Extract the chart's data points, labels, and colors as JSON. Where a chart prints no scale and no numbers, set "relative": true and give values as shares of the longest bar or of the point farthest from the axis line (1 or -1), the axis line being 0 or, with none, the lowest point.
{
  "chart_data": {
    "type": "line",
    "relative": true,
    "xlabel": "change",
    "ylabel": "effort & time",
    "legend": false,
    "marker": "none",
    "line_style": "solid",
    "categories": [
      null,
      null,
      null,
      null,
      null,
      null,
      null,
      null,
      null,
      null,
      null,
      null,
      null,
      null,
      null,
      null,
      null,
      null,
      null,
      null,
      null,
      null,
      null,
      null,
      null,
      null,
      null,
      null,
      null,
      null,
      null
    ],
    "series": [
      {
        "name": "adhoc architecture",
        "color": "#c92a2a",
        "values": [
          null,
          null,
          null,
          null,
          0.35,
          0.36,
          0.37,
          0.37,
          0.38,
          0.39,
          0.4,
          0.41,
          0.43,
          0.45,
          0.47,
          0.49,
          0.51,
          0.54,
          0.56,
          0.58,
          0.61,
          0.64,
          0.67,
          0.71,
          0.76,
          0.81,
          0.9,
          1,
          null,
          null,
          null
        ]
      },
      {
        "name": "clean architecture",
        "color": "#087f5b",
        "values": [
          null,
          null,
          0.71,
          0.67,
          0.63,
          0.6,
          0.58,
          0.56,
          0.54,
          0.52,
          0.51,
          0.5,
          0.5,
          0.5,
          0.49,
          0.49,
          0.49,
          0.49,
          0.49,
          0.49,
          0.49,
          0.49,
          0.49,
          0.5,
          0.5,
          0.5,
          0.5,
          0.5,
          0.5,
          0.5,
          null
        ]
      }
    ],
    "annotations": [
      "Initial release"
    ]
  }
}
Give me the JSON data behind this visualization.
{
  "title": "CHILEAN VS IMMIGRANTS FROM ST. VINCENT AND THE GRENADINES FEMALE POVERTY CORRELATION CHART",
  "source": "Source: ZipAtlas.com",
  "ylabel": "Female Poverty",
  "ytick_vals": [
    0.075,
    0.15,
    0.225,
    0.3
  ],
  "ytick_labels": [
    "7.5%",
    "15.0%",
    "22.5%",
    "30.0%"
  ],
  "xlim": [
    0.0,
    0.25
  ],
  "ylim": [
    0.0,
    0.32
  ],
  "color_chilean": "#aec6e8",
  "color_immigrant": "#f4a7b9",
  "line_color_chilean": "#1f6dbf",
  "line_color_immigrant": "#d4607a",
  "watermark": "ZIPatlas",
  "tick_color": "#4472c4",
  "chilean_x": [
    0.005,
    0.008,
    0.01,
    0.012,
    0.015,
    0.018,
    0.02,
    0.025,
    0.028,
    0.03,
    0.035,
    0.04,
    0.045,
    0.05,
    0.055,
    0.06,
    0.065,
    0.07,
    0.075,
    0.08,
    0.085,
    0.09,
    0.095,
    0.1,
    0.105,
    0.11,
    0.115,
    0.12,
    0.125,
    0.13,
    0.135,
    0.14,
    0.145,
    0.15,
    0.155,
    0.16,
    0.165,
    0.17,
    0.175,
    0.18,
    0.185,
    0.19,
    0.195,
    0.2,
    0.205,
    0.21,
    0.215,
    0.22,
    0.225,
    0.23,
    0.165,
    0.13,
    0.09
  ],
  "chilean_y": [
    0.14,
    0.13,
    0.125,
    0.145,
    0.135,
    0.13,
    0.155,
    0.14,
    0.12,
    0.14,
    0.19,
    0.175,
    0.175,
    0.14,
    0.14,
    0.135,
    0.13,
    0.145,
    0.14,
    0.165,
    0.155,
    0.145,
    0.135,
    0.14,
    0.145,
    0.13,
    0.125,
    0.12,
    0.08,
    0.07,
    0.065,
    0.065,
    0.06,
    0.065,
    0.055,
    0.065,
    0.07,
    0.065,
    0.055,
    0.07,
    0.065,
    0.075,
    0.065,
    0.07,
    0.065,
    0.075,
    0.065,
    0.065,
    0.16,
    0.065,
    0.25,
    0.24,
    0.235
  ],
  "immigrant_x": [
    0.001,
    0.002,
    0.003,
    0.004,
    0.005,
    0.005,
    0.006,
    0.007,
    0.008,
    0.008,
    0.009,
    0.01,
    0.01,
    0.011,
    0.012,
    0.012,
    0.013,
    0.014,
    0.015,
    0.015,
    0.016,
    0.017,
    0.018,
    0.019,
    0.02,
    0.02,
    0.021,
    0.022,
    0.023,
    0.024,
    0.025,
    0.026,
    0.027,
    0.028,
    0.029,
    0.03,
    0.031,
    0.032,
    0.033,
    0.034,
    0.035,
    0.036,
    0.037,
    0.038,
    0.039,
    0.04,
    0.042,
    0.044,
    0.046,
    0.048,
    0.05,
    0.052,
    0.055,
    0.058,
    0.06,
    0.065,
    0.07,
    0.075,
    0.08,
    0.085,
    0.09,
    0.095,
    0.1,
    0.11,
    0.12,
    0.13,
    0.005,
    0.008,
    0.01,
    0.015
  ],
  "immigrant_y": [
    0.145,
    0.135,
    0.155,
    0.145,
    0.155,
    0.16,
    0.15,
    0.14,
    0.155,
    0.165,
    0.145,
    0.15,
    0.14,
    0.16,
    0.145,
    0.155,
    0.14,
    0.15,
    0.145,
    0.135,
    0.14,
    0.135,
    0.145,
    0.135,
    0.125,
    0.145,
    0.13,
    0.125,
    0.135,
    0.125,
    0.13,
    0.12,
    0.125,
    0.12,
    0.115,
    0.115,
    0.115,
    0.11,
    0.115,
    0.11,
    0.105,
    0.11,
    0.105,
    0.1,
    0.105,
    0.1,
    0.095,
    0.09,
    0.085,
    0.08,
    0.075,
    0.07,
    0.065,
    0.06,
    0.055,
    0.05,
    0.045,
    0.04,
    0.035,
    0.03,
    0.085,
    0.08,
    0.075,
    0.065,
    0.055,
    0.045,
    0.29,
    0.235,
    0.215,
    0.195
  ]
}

------

Using the entries above, please restate each one word for word.

Extract the chart's data points, labels, and colors as JSON. Where a chart prints no scale and no numbers, set "relative": true and give values as shares of the longest bar or of the point farthest from the axis line (1 or -1), the axis line being 0 or, with none, the lowest point.
{
  "chart_data": {
    "type": "line",
    "relative": true,
    "xlabel": "change",
    "ylabel": "effort & time",
    "legend": false,
    "marker": "none",
    "line_style": "solid",
    "categories": [
      null,
      null,
      null,
      null,
      null,
      null,
      null,
      null,
      null,
      null,
      null,
      null,
      null,
      null,
      null,
      null,
      null,
      null,
      null,
      null,
      null,
      null,
      null,
      null,
      null,
      null,
      null,
      null,
      null,
      null,
      null
    ],
    "series": [
      {
        "name": "adhoc architecture",
        "color": "#c92a2a",
        "values": [
          null,
          null,
          null,
          null,
          0.35,
          0.36,
          0.37,
          0.37,
          0.38,
          0.39,
          0.4,
          0.41,
          0.43,
          0.45,
          0.47,
          0.49,
          0.51,
          0.54,
          0.56,
          0.58,
          0.61,
          0.64,
          0.67,
          0.71,
          0.76,
          0.81,
          0.9,
          1,
          null,
          null,
          null
        ]
      },
      {
        "name": "clean architecture",
        "color": "#087f5b",
        "values": [
          null,
          null,
          0.71,
          0.67,
          0.63,
          0.6,
          0.58,
          0.56,
          0.54,
          0.52,
          0.51,
          0.5,
          0.5,
          0.5,
          0.49,
          0.49,
          0.49,
          0.49,
          0.49,
          0.49,
          0.49,
          0.49,
          0.49,
          0.5,
          0.5,
          0.5,
          0.5,
          0.5,
          0.5,
          0.5,
          null
        ]
      }
    ],
    "annotations": [
      "Initial release"
    ]
  }
}
Give me the JSON data behind this visualization.
{
  "title": "CHILEAN VS IMMIGRANTS FROM ST. VINCENT AND THE GRENADINES FEMALE POVERTY CORRELATION CHART",
  "source": "Source: ZipAtlas.com",
  "ylabel": "Female Poverty",
  "ytick_vals": [
    0.075,
    0.15,
    0.225,
    0.3
  ],
  "ytick_labels": [
    "7.5%",
    "15.0%",
    "22.5%",
    "30.0%"
  ],
  "xlim": [
    0.0,
    0.25
  ],
  "ylim": [
    0.0,
    0.32
  ],
  "color_chilean": "#aec6e8",
  "color_immigrant": "#f4a7b9",
  "line_color_chilean": "#1f6dbf",
  "line_color_immigrant": "#d4607a",
  "watermark": "ZIPatlas",
  "tick_color": "#4472c4",
  "chilean_x": [
    0.005,
    0.008,
    0.01,
    0.012,
    0.015,
    0.018,
    0.02,
    0.025,
    0.028,
    0.03,
    0.035,
    0.04,
    0.045,
    0.05,
    0.055,
    0.06,
    0.065,
    0.07,
    0.075,
    0.08,
    0.085,
    0.09,
    0.095,
    0.1,
    0.105,
    0.11,
    0.115,
    0.12,
    0.125,
    0.13,
    0.135,
    0.14,
    0.145,
    0.15,
    0.155,
    0.16,
    0.165,
    0.17,
    0.175,
    0.18,
    0.185,
    0.19,
    0.195,
    0.2,
    0.205,
    0.21,
    0.215,
    0.22,
    0.225,
    0.23,
    0.165,
    0.13,
    0.09
  ],
  "chilean_y": [
    0.14,
    0.13,
    0.125,
    0.145,
    0.135,
    0.13,
    0.155,
    0.14,
    0.12,
    0.14,
    0.19,
    0.175,
    0.175,
    0.14,
    0.14,
    0.135,
    0.13,
    0.145,
    0.14,
    0.165,
    0.155,
    0.145,
    0.135,
    0.14,
    0.145,
    0.13,
    0.125,
    0.12,
    0.08,
    0.07,
    0.065,
    0.065,
    0.06,
    0.065,
    0.055,
    0.065,
    0.07,
    0.065,
    0.055,
    0.07,
    0.065,
    0.075,
    0.065,
    0.07,
    0.065,
    0.075,
    0.065,
    0.065,
    0.16,
    0.065,
    0.25,
    0.24,
    0.235
  ],
  "immigrant_x": [
    0.001,
    0.002,
    0.003,
    0.004,
    0.005,
    0.005,
    0.006,
    0.007,
    0.008,
    0.008,
    0.009,
    0.01,
    0.01,
    0.011,
    0.012,
    0.012,
    0.013,
    0.014,
    0.015,
    0.015,
    0.016,
    0.017,
    0.018,
    0.019,
    0.02,
    0.02,
    0.021,
    0.022,
    0.023,
    0.024,
    0.025,
    0.026,
    0.027,
    0.028,
    0.029,
    0.03,
    0.031,
    0.032,
    0.033,
    0.034,
    0.035,
    0.036,
    0.037,
    0.038,
    0.039,
    0.04,
    0.042,
    0.044,
    0.046,
    0.048,
    0.05,
    0.052,
    0.055,
    0.058,
    0.06,
    0.065,
    0.07,
    0.075,
    0.08,
    0.085,
    0.09,
    0.095,
    0.1,
    0.11,
    0.12,
    0.13,
    0.005,
    0.008,
    0.01,
    0.015
  ],
  "immigrant_y": [
    0.145,
    0.135,
    0.155,
    0.145,
    0.155,
    0.16,
    0.15,
    0.14,
    0.155,
    0.165,
    0.145,
    0.15,
    0.14,
    0.16,
    0.145,
    0.155,
    0.14,
    0.15,
    0.145,
    0.135,
    0.14,
    0.135,
    0.145,
    0.135,
    0.125,
    0.145,
    0.13,
    0.125,
    0.135,
    0.125,
    0.13,
    0.12,
    0.125,
    0.12,
    0.115,
    0.115,
    0.115,
    0.11,
    0.115,
    0.11,
    0.105,
    0.11,
    0.105,
    0.1,
    0.105,
    0.1,
    0.095,
    0.09,
    0.085,
    0.08,
    0.075,
    0.07,
    0.065,
    0.06,
    0.055,
    0.05,
    0.045,
    0.04,
    0.035,
    0.03,
    0.085,
    0.08,
    0.075,
    0.065,
    0.055,
    0.045,
    0.29,
    0.235,
    0.215,
    0.195
  ]
}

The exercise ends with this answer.